* _Given problem_
Print the entries below in their entirety, exactly as they are written.

* _Input material_
= = = = = = =

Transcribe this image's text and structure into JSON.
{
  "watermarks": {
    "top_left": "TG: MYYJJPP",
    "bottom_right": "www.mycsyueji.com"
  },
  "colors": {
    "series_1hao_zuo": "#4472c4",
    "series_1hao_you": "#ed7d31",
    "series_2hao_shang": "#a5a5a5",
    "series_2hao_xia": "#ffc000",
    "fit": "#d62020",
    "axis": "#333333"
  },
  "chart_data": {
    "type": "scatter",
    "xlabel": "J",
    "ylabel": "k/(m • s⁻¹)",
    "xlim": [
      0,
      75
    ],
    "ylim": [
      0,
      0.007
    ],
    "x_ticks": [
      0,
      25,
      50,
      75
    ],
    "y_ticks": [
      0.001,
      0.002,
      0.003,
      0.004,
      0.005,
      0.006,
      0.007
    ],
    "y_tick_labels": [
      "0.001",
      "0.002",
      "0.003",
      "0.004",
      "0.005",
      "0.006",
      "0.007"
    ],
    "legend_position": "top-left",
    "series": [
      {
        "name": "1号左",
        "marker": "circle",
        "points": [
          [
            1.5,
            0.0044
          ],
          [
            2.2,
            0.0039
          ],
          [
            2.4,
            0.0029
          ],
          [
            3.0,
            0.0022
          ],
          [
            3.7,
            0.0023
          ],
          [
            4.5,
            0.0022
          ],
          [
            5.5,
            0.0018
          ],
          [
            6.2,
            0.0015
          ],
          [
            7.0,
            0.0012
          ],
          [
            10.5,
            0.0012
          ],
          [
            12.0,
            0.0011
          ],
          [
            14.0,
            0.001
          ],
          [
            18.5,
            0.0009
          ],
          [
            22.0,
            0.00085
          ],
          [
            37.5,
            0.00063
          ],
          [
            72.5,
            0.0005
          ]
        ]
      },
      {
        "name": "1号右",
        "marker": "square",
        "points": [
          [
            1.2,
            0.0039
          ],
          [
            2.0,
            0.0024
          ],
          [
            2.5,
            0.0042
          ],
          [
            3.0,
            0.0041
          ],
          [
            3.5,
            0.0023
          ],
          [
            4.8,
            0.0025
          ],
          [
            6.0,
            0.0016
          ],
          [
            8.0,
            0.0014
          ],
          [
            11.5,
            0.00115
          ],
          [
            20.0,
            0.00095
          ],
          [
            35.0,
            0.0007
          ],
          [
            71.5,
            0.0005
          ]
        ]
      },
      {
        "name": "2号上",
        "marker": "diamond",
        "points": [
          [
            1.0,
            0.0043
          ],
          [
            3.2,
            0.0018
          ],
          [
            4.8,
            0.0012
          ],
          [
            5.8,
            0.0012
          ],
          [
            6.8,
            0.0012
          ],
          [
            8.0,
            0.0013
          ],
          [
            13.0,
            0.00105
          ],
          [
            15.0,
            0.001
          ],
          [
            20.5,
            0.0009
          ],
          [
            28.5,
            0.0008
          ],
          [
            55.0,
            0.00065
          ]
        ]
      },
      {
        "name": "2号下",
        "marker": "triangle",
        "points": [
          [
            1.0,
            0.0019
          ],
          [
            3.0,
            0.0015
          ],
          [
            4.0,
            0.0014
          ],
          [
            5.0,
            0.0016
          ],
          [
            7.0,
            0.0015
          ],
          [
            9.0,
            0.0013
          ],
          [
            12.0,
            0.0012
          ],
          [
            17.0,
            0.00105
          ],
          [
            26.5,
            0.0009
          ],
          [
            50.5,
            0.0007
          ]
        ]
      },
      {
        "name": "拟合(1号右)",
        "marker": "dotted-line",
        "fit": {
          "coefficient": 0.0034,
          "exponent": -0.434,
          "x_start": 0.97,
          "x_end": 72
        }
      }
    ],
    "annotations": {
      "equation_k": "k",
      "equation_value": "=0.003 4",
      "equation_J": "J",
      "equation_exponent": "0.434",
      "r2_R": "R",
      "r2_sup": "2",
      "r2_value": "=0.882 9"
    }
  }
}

= = = = = = =

* _Answer below_
Transcribe this image's text and structure into JSON.
{
  "watermarks": {
    "top_left": "TG: MYYJJPP",
    "bottom_right": "www.mycsyueji.com"
  },
  "colors": {
    "series_1hao_zuo": "#4472c4",
    "series_1hao_you": "#ed7d31",
    "series_2hao_shang": "#a5a5a5",
    "series_2hao_xia": "#ffc000",
    "fit": "#d62020",
    "axis": "#333333"
  },
  "chart_data": {
    "type": "scatter",
    "xlabel": "J",
    "ylabel": "k/(m • s⁻¹)",
    "xlim": [
      0,
      75
    ],
    "ylim": [
      0,
      0.007
    ],
    "x_ticks": [
      0,
      25,
      50,
      75
    ],
    "y_ticks": [
      0.001,
      0.002,
      0.003,
      0.004,
      0.005,
      0.006,
      0.007
    ],
    "y_tick_labels": [
      "0.001",
      "0.002",
      "0.003",
      "0.004",
      "0.005",
      "0.006",
      "0.007"
    ],
    "legend_position": "top-left",
    "series": [
      {
        "name": "1号左",
        "marker": "circle",
        "points": [
          [
            1.5,
            0.0044
          ],
          [
            2.2,
            0.0039
          ],
          [
            2.4,
            0.0029
          ],
          [
            3.0,
            0.0022
          ],
          [
            3.7,
            0.0023
          ],
          [
            4.5,
            0.0022
          ],
          [
            5.5,
            0.0018
          ],
          [
            6.2,
            0.0015
          ],
          [
            7.0,
            0.0012
          ],
          [
            10.5,
            0.0012
          ],
          [
            12.0,
            0.0011
          ],
          [
            14.0,
            0.001
          ],
          [
            18.5,
            0.0009
          ],
          [
            22.0,
            0.00085
          ],
          [
            37.5,
            0.00063
          ],
          [
            72.5,
            0.0005
          ]
        ]
      },
      {
        "name": "1号右",
        "marker": "square",
        "points": [
          [
            1.2,
            0.0039
          ],
          [
            2.0,
            0.0024
          ],
          [
            2.5,
            0.0042
          ],
          [
            3.0,
            0.0041
          ],
          [
            3.5,
            0.0023
          ],
          [
            4.8,
            0.0025
          ],
          [
            6.0,
            0.0016
          ],
          [
            8.0,
            0.0014
          ],
          [
            11.5,
            0.00115
          ],
          [
            20.0,
            0.00095
          ],
          [
            35.0,
            0.0007
          ],
          [
            71.5,
            0.0005
          ]
        ]
      },
      {
        "name": "2号上",
        "marker": "diamond",
        "points": [
          [
            1.0,
            0.0043
          ],
          [
            3.2,
            0.0018
          ],
          [
            4.8,
            0.0012
          ],
          [
            5.8,
            0.0012
          ],
          [
            6.8,
            0.0012
          ],
          [
            8.0,
            0.0013
          ],
          [
            13.0,
            0.00105
          ],
          [
            15.0,
            0.001
          ],
          [
            20.5,
            0.0009
          ],
          [
            28.5,
            0.0008
          ],
          [
            55.0,
            0.00065
          ]
        ]
      },
      {
        "name": "2号下",
        "marker": "triangle",
        "points": [
          [
            1.0,
            0.0019
          ],
          [
            3.0,
            0.0015
          ],
          [
            4.0,
            0.0014
          ],
          [
            5.0,
            0.0016
          ],
          [
            7.0,
            0.0015
          ],
          [
            9.0,
            0.0013
          ],
          [
            12.0,
            0.0012
          ],
          [
            17.0,
            0.00105
          ],
          [
            26.5,
            0.0009
          ],
          [
            50.5,
            0.0007
          ]
        ]
      },
      {
        "name": "拟合(1号右)",
        "marker": "dotted-line",
        "fit": {
          "coefficient": 0.0034,
          "exponent": -0.434,
          "x_start": 0.97,
          "x_end": 72
        }
      }
    ],
    "annotations": {
      "equation_k": "k",
      "equation_value": "=0.003 4",
      "equation_J": "J",
      "equation_exponent": "0.434",
      "r2_R": "R",
      "r2_sup": "2",
      "r2_value": "=0.882 9"
    }
  }
}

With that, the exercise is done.